[WRITTEN EXERCISE]
Copy out each line that includes the word "flight".

[BEGIN DATA LINES]

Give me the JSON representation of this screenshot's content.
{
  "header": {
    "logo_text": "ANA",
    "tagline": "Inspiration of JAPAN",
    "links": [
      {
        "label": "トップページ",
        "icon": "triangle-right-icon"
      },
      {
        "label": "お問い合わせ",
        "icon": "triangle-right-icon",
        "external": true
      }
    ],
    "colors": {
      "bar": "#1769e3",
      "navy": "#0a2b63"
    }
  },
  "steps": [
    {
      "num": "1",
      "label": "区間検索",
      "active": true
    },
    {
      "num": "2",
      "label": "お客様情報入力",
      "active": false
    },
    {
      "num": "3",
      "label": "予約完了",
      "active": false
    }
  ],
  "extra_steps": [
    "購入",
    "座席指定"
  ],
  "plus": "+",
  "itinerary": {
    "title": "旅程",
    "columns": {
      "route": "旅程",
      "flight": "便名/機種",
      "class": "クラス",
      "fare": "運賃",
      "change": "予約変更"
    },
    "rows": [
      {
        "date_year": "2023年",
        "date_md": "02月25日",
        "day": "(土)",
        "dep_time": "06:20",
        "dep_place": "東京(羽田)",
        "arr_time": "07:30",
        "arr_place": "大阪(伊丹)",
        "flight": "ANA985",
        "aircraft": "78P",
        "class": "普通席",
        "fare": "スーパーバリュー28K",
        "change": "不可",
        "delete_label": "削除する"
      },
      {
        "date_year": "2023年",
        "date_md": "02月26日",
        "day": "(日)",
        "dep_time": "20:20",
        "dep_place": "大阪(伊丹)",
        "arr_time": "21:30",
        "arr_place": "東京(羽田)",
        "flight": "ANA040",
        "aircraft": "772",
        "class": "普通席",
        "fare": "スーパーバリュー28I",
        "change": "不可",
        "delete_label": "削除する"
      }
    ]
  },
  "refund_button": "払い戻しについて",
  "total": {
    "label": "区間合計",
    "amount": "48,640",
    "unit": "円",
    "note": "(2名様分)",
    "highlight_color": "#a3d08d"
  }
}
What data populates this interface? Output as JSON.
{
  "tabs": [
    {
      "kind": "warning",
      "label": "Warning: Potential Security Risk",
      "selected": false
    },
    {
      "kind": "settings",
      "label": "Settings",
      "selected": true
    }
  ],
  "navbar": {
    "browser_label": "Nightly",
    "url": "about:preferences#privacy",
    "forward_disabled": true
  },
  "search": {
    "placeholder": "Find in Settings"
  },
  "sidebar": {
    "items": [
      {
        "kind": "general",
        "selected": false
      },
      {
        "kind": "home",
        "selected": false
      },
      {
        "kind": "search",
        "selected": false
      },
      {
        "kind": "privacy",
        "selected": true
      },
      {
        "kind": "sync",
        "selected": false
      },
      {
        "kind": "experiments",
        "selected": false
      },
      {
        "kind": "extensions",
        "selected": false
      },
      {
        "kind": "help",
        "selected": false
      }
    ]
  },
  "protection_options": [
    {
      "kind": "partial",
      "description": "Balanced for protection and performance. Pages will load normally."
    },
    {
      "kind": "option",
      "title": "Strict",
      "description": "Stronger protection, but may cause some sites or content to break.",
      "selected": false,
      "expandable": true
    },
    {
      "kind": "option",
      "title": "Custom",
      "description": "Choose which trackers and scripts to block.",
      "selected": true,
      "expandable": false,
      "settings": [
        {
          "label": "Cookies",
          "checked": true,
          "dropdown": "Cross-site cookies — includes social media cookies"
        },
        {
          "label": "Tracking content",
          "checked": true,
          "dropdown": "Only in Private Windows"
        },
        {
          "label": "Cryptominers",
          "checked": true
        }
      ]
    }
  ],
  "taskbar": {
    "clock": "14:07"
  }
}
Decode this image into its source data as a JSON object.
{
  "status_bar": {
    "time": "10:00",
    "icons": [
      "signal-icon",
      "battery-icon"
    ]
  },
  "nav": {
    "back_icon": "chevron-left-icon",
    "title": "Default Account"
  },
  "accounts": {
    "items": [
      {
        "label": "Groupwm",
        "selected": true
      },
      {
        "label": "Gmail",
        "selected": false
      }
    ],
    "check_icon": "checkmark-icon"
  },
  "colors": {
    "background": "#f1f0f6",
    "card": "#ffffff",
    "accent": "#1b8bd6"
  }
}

[END DATA LINES]

[THE RESPONSE]
      "flight": "便名/機種",
        "flight": "ANA985",
        "flight": "ANA040",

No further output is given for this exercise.